Short task |
Take each line containing "terenie" and report it exactly as written.

Provided records |
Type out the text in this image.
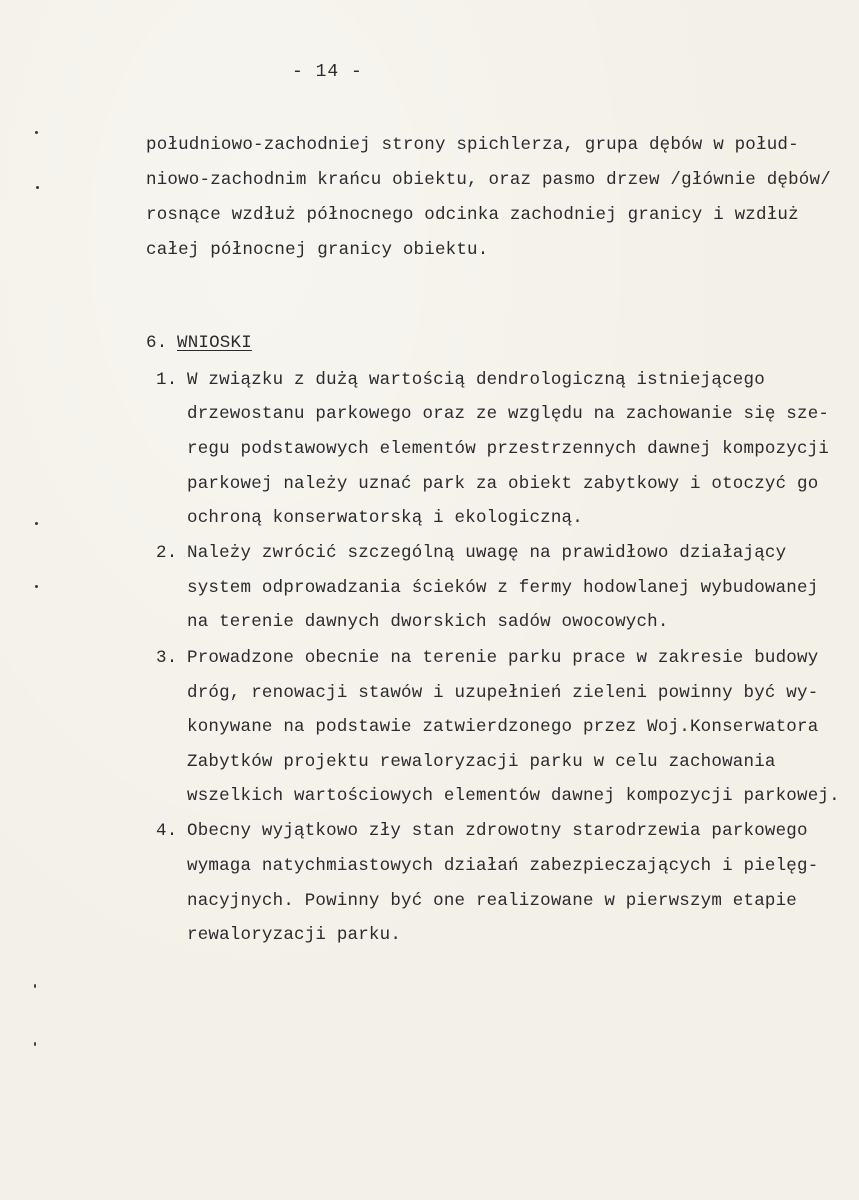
- 14 -
południowo-zachodniej strony spichlerza, grupa dębów w połud-
niowo-zachodnim krańcu obiektu, oraz pasmo drzew /głównie dębów/
rosnące wzdłuż północnego odcinka zachodniej granicy i wzdłuż
całej północnej granicy obiektu.
6. WNIOSKI
1. W związku z dużą wartością dendrologiczną istniejącego
drzewostanu parkowego oraz ze względu na zachowanie się sze-
regu podstawowych elementów przestrzennych dawnej kompozycji
parkowej należy uznać park za obiekt zabytkowy i otoczyć go
ochroną konserwatorską i ekologiczną.
2. Należy zwrócić szczególną uwagę na prawidłowo działający
system odprowadzania ścieków z fermy hodowlanej wybudowanej
na terenie dawnych dworskich sadów owocowych.
3. Prowadzone obecnie na terenie parku prace w zakresie budowy
dróg, renowacji stawów i uzupełnień zieleni powinny być wy-
konywane na podstawie zatwierdzonego przez Woj.Konserwatora
Zabytków projektu rewaloryzacji parku w celu zachowania
wszelkich wartościowych elementów dawnej kompozycji parkowej.
4. Obecny wyjątkowo zły stan zdrowotny starodrzewia parkowego
wymaga natychmiastowych działań zabezpieczających i pielęg-
nacyjnych. Powinny być one realizowane w pierwszym etapie
rewaloryzacji parku.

Answer for the task |
na terenie dawnych dworskich sadów owocowych.
3. Prowadzone obecnie na terenie parku prace w zakresie budowy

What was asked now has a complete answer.